** WORK TASK 1 **
Answer from the report on the Palm Springs tour bus crash:
(a) How far did the tour bus push the semi-trailer?
(b) Where was the tour bus returning from?
(c) How fast did the semi truck's driver say he was going when the bus struck him?
** WORK TASK 2 **
Extend the report on the Palm Springs tour bus crash past its final sentence.

** EXTRACTED TEXT **
•••
A tour bus crashed into the rear of a semi-trailer near Palm Springs, California, in the early hours of Sunday, leaving 13 people dead and 31 people injured, authorities said.
"In almost 35 years, I've never been to a crash where there has been 13 confirmed deaths," Jim Abele, a California Highway Patrol (CHP) commander, said at a press conference on Sunday. "So, it's rough. It's really rough."
Abele said that the speed of the tour bus was "so significant" that when it struck the semi-trailer, it pushed the trailer 15 feet. The semi truck was hauling fruit products, and the tour bus was returning to Los Angeles after a trip to Red Earth Casino in Salton City.
Abele said most of passengers were Hispanic, and the 13 victims of the crash were found in their seats in the front portion of the bus. The 1996 bus did not have seat belts.
The 5 a.m. crash, which occurred near the Indian Canyon exit of Interstate 10, left the westbound lanes of the freeway closed for an ongoing CHP investigation into the crash.
Firefighting crews struggled to remove injured passengers for hours from the tour bus due to the mangled wreckage.
Traffic was slow in the area at the time of the crash as the CHP conducted a traffic work to allow for utility work. The driver of the semi truck told officers he was going about 5 mph when the tour bus struck him. The semi driver voluntarily underwent a blood test to rule out any impairment on his part.
The driver of the tour bus was killed in the crash. With no skid marks coming from the bus, it appeared he did not brake, the CHP said. Authorities will investigate if he was fatigued, under the influence, or suffered a medical emergency, as well as if the bus had a mechanical problem. Other parts of the investigation will include how traffic was managed during the utility work.
•••
** DATASET **
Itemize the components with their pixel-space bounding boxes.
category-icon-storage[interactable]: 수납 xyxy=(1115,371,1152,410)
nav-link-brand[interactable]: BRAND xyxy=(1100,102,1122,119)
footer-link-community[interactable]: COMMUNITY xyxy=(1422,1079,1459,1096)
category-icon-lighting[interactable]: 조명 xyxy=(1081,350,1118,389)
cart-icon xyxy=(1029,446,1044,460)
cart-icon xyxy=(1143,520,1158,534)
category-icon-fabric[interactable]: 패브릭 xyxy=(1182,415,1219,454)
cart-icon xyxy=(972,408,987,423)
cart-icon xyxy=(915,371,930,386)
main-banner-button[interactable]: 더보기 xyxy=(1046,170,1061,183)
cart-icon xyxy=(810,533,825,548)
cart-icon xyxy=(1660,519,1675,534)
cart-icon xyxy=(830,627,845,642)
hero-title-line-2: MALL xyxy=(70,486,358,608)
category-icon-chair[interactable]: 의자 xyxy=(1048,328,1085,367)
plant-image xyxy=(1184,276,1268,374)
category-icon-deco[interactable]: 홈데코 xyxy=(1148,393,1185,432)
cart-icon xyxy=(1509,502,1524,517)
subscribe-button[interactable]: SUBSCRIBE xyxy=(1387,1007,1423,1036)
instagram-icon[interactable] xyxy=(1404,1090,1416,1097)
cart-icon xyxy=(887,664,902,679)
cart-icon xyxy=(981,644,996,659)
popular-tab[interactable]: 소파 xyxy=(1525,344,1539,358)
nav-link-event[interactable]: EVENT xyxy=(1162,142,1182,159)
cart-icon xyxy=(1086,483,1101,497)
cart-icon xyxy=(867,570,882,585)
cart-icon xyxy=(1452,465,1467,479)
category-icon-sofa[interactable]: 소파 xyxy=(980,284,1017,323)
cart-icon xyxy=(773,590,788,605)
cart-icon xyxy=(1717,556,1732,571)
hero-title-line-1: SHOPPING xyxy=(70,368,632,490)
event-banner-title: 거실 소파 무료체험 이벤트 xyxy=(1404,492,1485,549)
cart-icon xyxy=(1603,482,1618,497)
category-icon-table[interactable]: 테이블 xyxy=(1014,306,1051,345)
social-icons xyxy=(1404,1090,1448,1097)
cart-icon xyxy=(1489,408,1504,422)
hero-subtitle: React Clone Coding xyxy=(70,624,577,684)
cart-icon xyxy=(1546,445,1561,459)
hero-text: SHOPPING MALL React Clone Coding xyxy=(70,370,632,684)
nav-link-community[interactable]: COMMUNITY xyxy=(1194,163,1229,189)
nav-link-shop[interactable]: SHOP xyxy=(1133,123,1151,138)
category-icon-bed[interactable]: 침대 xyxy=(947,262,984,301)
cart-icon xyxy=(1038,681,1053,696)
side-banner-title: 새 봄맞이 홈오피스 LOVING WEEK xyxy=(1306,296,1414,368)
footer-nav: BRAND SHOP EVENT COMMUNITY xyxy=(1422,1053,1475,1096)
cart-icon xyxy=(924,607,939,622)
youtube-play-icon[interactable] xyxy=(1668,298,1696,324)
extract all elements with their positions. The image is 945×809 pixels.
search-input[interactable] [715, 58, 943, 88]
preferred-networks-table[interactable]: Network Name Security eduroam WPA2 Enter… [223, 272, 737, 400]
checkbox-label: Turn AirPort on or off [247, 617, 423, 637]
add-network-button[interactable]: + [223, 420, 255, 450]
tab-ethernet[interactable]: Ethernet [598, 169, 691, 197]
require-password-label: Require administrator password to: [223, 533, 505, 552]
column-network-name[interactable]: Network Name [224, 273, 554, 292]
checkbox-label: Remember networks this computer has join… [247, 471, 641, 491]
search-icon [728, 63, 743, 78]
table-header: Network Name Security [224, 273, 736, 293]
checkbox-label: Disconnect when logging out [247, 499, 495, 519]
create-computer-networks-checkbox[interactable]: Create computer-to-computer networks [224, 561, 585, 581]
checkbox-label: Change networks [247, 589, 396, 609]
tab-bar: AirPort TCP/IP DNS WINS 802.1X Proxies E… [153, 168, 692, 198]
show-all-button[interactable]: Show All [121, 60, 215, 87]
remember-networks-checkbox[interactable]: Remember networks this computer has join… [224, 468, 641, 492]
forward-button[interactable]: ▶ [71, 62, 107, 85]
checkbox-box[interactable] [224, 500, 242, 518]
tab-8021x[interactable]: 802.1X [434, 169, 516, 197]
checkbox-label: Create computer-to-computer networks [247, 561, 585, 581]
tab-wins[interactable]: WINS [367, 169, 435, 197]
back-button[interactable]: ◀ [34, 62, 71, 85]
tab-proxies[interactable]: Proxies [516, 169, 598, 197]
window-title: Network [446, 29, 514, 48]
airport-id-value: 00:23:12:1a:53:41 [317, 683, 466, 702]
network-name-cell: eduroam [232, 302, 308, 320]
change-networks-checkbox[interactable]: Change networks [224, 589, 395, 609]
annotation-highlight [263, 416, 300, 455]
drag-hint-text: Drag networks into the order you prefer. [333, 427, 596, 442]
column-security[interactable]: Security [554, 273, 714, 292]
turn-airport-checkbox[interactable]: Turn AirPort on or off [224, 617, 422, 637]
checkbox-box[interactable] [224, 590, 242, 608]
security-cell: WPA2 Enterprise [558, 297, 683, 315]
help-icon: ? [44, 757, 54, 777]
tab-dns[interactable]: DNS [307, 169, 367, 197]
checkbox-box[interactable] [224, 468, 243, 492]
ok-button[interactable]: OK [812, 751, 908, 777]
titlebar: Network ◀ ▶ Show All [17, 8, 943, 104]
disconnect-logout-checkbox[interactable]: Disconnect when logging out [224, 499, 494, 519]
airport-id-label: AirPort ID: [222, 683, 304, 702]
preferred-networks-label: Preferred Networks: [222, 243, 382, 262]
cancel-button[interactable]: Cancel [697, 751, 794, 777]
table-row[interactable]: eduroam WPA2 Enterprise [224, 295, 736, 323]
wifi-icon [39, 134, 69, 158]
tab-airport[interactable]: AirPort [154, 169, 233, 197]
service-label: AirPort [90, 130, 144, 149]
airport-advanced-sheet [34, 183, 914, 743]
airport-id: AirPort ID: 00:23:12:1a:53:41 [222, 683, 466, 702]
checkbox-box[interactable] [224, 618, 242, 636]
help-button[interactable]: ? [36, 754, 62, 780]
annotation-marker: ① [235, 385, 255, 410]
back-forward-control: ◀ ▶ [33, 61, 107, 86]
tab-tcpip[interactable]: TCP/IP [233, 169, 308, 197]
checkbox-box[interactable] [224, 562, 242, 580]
•••
** EXERCISE RESPONSE 1 **
(a) 15 feet.
(b) Red Earth Casino in Salton City.
(c) About 5 mph.

** EXERCISE RESPONSE 2 **
Abele said that the tour bus had been inspected as late as April of 2016, with no issues found.
The National Transportation Safety Board sent a team to the location of the crash Sunday evening, and investigators were expected to be on the scene for 5-7 days. Authorities said they would not discuss the cause of the crash until the investigation was complete.
The crash is thought to be one of the deadliest in recent years, the Desert Sun reported.
Photos of the crash show the gruesome result of a violent impact, with the front of the bus and the semi-trailer nearly fused together.
The tour bus belonged to USA Holiday, a Los Angeles-based tour bus operator that made regular trips from the greater LA area to casinos in the the Southern California region. The driver, identified as Teodulo Elias Vides, was the owner-operator of the company, and he owned only the one bus.
In 2008, he was named in a civil lawsuit after his bus crashed into a sedan — leaving three people dead, the Los Angeles Times reported. A lawyer for Vides argued at the time the sedan had been speeding, and the case appeared to have been dismissed.
The bus also collided with a car in 2003, resulting in another civil negligence case, the Times reported. That case was later settled.